_DIRECTIONS_
Check each line of the entries below for the word "Vehicle", and copy the lines that have it.

Stored items from a collection
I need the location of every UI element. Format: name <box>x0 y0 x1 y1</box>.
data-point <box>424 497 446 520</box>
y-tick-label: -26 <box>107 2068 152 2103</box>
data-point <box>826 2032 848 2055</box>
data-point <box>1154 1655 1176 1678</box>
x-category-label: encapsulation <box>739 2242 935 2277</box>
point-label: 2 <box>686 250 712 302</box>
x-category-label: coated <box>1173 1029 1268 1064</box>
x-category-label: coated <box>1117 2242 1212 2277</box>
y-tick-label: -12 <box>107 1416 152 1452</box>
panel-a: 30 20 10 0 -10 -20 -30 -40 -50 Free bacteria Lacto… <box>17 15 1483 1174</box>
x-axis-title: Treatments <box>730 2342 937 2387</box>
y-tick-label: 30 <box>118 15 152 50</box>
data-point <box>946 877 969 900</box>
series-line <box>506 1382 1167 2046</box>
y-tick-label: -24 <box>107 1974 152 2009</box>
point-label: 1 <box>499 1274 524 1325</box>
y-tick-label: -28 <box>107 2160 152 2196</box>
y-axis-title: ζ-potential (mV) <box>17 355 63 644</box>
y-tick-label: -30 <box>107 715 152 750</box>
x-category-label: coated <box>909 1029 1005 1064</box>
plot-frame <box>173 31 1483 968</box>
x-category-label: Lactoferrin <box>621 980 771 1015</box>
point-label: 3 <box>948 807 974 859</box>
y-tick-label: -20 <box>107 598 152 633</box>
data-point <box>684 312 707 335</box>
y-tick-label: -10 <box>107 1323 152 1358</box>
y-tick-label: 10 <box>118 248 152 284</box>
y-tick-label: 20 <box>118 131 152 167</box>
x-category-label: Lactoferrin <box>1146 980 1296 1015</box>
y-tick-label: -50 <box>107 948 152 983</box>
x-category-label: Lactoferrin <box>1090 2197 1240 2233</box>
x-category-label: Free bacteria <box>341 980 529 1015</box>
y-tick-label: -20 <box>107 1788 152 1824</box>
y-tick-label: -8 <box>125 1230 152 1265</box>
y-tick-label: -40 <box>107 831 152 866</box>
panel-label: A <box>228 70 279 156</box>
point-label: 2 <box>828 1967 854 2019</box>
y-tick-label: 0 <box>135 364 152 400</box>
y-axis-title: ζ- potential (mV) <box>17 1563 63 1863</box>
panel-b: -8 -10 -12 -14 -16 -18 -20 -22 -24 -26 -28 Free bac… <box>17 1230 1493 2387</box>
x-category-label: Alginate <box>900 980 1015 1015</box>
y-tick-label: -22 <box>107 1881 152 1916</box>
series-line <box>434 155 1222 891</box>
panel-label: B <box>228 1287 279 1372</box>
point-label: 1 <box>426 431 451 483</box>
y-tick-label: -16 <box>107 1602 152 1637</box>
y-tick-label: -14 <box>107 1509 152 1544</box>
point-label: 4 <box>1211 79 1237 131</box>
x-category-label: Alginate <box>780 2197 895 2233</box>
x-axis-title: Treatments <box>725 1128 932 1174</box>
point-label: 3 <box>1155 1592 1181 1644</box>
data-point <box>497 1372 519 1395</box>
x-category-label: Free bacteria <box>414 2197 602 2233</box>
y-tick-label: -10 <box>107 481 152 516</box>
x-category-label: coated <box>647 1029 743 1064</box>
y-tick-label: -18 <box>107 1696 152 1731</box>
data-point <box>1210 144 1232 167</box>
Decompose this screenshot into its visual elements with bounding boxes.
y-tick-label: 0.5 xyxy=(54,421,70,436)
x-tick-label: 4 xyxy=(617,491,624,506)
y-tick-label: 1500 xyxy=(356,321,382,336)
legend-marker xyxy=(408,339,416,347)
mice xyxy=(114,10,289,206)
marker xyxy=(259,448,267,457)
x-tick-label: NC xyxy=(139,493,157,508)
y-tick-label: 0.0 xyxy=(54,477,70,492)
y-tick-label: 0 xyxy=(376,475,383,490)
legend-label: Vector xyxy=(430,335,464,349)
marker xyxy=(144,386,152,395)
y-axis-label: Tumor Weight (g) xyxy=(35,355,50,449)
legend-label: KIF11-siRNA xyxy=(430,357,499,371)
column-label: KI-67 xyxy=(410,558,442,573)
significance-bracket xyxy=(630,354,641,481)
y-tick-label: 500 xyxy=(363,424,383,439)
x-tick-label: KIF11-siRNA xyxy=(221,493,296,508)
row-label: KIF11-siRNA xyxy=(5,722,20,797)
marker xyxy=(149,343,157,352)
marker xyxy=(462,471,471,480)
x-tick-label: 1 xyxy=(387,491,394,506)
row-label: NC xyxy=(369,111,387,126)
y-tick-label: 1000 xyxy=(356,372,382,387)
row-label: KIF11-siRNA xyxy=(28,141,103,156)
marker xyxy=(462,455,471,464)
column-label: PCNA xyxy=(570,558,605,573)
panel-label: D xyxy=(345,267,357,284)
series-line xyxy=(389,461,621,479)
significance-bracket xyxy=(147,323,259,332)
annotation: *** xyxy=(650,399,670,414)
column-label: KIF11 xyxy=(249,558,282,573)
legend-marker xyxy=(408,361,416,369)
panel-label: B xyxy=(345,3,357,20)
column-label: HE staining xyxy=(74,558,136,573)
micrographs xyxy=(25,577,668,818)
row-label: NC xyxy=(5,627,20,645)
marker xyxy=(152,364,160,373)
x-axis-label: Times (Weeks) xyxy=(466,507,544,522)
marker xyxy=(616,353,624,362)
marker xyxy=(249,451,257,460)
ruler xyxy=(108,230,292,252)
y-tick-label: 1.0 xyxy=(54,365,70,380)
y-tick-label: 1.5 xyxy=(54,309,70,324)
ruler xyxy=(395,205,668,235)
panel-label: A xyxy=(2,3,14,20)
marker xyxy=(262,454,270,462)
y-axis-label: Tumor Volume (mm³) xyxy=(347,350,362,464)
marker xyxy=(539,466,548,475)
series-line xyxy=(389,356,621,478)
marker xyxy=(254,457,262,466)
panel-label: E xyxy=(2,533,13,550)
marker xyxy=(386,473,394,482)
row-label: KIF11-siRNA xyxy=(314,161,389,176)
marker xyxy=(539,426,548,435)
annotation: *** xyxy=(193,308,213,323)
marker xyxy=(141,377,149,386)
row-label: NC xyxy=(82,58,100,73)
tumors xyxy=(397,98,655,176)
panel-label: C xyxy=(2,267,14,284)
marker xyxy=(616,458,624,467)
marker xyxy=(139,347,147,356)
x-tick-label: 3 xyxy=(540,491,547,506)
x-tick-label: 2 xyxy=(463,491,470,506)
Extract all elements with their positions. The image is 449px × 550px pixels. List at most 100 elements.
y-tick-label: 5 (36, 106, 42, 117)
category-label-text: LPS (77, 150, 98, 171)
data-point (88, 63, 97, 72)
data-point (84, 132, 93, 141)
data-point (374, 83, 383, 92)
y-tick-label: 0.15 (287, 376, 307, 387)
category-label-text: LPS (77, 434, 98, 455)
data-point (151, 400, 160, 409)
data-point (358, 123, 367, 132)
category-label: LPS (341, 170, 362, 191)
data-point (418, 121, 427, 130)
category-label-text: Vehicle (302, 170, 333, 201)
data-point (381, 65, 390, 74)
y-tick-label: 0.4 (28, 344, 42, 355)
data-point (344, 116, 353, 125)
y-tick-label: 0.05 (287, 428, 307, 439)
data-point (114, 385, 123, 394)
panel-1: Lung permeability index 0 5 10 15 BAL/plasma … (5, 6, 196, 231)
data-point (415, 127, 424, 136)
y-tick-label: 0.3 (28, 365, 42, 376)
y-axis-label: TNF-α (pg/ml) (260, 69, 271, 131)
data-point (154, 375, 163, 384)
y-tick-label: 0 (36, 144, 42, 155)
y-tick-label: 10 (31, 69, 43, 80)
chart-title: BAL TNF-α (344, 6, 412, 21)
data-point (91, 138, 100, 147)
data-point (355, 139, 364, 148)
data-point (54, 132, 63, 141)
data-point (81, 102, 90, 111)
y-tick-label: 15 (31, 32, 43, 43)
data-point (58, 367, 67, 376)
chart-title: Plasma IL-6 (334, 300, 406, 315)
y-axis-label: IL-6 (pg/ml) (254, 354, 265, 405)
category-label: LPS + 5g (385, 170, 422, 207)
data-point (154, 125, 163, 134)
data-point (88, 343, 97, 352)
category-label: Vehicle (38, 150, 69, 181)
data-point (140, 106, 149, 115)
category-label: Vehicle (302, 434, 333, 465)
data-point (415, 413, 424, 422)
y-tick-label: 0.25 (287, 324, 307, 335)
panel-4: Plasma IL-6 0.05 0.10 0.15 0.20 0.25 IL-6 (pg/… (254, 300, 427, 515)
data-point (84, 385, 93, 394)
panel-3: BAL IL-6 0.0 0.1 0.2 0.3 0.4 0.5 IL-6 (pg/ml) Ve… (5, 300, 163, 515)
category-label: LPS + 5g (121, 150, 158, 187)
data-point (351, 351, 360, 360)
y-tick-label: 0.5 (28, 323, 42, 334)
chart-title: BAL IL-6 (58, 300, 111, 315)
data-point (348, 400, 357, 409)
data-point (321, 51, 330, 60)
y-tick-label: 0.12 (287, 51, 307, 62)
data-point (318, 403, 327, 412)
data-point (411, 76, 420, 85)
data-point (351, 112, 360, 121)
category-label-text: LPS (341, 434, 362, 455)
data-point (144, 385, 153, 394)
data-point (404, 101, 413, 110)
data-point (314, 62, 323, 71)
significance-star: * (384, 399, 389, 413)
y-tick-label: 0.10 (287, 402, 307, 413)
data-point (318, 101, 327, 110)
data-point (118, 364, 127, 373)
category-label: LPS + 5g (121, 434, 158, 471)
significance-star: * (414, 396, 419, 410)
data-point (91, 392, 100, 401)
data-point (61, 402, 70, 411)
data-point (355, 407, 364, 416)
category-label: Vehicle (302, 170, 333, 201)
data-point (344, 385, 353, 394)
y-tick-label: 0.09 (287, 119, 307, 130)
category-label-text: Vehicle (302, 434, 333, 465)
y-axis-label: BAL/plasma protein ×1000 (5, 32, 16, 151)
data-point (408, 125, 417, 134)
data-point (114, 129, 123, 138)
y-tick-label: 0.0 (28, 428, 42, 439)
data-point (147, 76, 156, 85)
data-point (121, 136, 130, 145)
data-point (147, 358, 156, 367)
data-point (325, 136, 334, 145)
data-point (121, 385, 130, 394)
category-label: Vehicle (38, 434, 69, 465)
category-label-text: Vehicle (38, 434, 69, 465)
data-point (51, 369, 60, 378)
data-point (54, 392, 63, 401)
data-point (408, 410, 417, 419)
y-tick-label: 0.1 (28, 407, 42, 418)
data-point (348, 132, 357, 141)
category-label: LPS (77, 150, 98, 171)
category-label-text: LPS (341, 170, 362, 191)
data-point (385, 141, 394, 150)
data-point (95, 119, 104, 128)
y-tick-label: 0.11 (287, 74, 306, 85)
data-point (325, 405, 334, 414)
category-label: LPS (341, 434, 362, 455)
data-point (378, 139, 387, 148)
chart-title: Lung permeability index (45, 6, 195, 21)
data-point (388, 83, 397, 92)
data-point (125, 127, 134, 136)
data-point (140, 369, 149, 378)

_SOLVED EXERCISE_
category-label-text: Vehicle (302, 170, 333, 201)
category-label: Vehicle (38, 150, 69, 181)
category-label: Vehicle (302, 434, 333, 465)
category-label: Vehicle (302, 170, 333, 201)
category-label-text: Vehicle (302, 434, 333, 465)
category-label: Vehicle (38, 434, 69, 465)
category-label-text: Vehicle (38, 434, 69, 465)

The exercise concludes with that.